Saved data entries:
________________________________________

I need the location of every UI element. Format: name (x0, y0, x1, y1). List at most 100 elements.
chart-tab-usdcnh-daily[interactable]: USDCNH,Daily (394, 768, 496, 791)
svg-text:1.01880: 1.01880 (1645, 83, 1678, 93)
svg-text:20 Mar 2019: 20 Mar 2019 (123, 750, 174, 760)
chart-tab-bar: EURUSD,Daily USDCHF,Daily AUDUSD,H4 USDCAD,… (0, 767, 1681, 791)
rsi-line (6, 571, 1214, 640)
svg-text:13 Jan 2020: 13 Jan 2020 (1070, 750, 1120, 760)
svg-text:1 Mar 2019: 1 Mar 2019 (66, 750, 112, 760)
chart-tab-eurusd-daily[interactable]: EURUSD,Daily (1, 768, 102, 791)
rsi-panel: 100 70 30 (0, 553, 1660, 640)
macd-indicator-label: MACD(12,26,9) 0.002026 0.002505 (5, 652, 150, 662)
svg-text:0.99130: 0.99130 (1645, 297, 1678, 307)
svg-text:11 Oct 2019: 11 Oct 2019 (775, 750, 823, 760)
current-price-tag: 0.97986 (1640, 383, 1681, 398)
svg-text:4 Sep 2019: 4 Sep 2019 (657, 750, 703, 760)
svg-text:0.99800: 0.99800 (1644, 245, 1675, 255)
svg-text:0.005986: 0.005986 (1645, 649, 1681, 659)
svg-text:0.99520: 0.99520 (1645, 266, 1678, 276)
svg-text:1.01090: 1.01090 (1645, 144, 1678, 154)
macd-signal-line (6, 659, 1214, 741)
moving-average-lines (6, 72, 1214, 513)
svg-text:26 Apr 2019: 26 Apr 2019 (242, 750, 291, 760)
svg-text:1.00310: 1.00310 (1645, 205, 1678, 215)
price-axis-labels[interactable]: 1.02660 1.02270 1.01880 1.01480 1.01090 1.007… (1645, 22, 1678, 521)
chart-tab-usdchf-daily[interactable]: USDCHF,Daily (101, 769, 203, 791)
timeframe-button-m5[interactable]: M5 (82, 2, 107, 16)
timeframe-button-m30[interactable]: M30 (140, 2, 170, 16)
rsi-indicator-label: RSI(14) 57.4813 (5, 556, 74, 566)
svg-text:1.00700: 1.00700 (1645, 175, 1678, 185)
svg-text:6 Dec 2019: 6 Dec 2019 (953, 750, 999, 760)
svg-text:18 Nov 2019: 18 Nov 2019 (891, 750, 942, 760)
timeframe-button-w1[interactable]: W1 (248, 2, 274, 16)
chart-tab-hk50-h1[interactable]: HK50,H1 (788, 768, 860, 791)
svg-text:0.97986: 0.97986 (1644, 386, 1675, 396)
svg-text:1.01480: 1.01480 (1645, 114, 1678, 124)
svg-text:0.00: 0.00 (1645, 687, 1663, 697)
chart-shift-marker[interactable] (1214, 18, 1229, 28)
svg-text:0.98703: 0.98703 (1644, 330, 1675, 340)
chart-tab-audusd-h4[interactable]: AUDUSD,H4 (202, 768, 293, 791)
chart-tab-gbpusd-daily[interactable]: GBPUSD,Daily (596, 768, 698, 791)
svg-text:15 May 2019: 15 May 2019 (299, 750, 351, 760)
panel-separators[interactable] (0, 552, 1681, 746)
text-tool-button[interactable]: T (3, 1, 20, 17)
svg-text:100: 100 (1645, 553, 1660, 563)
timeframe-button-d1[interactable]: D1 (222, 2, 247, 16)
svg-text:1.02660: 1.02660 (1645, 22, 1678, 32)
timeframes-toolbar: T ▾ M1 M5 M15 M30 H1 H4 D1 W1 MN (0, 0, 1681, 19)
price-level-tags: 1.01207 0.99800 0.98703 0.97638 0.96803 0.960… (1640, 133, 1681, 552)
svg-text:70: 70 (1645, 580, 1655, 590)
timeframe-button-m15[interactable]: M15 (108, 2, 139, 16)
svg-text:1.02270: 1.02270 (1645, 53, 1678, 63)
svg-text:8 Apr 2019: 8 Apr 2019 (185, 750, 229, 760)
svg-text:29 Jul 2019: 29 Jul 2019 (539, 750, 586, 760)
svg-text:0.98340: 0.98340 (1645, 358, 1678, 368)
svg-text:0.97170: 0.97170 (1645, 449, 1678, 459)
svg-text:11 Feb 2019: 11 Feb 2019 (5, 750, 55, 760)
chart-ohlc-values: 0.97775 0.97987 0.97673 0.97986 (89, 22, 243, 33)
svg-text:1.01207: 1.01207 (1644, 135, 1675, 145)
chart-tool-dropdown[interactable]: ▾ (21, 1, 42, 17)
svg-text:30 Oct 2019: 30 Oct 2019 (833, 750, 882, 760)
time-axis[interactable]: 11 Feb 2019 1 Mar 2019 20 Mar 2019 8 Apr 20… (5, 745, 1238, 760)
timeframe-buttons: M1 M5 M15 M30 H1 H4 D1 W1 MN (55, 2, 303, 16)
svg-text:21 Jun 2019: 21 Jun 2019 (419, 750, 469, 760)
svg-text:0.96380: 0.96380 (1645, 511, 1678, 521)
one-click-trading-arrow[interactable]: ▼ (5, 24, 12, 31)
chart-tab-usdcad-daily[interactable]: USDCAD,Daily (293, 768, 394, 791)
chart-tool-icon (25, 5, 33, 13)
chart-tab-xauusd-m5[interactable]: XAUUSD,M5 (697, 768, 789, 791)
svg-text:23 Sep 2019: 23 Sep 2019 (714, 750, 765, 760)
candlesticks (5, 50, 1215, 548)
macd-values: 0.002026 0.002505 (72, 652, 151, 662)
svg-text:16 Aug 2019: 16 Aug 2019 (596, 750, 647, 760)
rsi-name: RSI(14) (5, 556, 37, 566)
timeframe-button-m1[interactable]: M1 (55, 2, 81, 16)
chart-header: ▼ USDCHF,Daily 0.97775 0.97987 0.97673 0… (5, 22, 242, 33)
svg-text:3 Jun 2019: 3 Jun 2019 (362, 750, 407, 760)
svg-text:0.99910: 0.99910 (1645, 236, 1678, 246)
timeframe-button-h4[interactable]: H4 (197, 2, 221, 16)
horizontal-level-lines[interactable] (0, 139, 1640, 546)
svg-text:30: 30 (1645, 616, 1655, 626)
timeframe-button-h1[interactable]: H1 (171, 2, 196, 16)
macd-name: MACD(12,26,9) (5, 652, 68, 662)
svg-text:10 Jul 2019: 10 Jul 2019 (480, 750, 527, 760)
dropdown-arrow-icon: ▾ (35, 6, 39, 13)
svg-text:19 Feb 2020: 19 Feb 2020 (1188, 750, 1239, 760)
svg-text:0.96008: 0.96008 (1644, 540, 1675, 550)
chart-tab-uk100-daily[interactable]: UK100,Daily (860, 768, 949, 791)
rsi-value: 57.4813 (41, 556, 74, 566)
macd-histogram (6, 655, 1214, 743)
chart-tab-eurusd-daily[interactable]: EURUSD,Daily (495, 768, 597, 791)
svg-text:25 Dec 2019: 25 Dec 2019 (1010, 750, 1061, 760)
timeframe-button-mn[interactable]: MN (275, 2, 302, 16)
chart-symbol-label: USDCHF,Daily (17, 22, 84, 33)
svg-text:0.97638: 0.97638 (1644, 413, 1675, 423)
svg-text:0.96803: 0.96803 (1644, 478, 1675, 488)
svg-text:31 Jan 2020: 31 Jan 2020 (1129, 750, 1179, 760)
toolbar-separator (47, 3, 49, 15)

________________________________________

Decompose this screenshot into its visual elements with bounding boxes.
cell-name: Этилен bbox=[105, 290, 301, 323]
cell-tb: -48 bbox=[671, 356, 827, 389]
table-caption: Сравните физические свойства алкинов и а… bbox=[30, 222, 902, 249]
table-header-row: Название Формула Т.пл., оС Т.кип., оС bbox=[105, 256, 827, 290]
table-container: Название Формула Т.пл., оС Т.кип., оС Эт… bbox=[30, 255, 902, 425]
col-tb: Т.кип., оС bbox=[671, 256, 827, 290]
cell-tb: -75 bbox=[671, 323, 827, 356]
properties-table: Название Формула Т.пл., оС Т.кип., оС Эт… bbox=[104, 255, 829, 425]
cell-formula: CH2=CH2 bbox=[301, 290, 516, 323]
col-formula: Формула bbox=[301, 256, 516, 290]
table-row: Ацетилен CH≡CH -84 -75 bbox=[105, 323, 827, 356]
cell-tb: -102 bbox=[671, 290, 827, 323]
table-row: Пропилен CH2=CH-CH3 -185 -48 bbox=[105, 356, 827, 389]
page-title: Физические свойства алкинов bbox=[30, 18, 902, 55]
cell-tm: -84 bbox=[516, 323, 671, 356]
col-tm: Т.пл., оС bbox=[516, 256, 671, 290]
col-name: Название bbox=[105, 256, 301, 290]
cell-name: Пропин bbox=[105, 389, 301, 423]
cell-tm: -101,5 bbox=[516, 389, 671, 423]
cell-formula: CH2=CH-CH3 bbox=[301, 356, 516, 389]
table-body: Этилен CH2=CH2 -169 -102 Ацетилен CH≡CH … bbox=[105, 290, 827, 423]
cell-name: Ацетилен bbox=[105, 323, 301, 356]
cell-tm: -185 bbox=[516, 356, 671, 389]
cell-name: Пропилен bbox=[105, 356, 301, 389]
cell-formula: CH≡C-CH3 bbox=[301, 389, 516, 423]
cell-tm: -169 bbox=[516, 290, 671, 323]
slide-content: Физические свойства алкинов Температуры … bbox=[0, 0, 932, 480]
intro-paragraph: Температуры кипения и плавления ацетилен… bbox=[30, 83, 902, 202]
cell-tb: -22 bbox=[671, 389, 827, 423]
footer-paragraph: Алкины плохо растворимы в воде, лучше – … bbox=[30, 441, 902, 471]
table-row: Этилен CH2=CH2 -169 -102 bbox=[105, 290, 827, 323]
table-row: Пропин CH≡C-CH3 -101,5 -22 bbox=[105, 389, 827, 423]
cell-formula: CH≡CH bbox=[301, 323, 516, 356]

________________________________________

• [WHAT IS ASKED]: Can you rewrite everything from the line with "I need the location" down to the line with "svg-text:18 Nov 2019: 18", swapping "svg-text" for "label-text" and leaving the rest unchanged?

• [FULL OUTPUT]:
I need the location of every UI element. Format: name (x0, y0, x1, y1). List at most 100 elements.
chart-tab-usdcnh-daily[interactable]: USDCNH,Daily (394, 768, 496, 791)
label-text:1.01880: 1.01880 (1645, 83, 1678, 93)
label-text:20 Mar 2019: 20 Mar 2019 (123, 750, 174, 760)
chart-tab-bar: EURUSD,Daily USDCHF,Daily AUDUSD,H4 USDCAD,… (0, 767, 1681, 791)
rsi-line (6, 571, 1214, 640)
label-text:13 Jan 2020: 13 Jan 2020 (1070, 750, 1120, 760)
label-text:1 Mar 2019: 1 Mar 2019 (66, 750, 112, 760)
chart-tab-eurusd-daily[interactable]: EURUSD,Daily (1, 768, 102, 791)
rsi-panel: 100 70 30 (0, 553, 1660, 640)
macd-indicator-label: MACD(12,26,9) 0.002026 0.002505 (5, 652, 150, 662)
label-text:0.99130: 0.99130 (1645, 297, 1678, 307)
label-text:11 Oct 2019: 11 Oct 2019 (775, 750, 823, 760)
current-price-tag: 0.97986 (1640, 383, 1681, 398)
label-text:4 Sep 2019: 4 Sep 2019 (657, 750, 703, 760)
label-text:0.99800: 0.99800 (1644, 245, 1675, 255)
label-text:0.005986: 0.005986 (1645, 649, 1681, 659)
label-text:0.99520: 0.99520 (1645, 266, 1678, 276)
label-text:1.01090: 1.01090 (1645, 144, 1678, 154)
macd-signal-line (6, 659, 1214, 741)
moving-average-lines (6, 72, 1214, 513)
label-text:26 Apr 2019: 26 Apr 2019 (242, 750, 291, 760)
label-text:1.00310: 1.00310 (1645, 205, 1678, 215)
price-axis-labels[interactable]: 1.02660 1.02270 1.01880 1.01480 1.01090 1.007… (1645, 22, 1678, 521)
chart-tab-usdchf-daily[interactable]: USDCHF,Daily (101, 769, 203, 791)
timeframe-button-m5[interactable]: M5 (82, 2, 107, 16)
timeframe-button-m30[interactable]: M30 (140, 2, 170, 16)
rsi-indicator-label: RSI(14) 57.4813 (5, 556, 74, 566)
label-text:1.00700: 1.00700 (1645, 175, 1678, 185)
label-text:6 Dec 2019: 6 Dec 2019 (953, 750, 999, 760)
label-text:18 Nov 2019: 18 Nov 2019 (891, 750, 942, 760)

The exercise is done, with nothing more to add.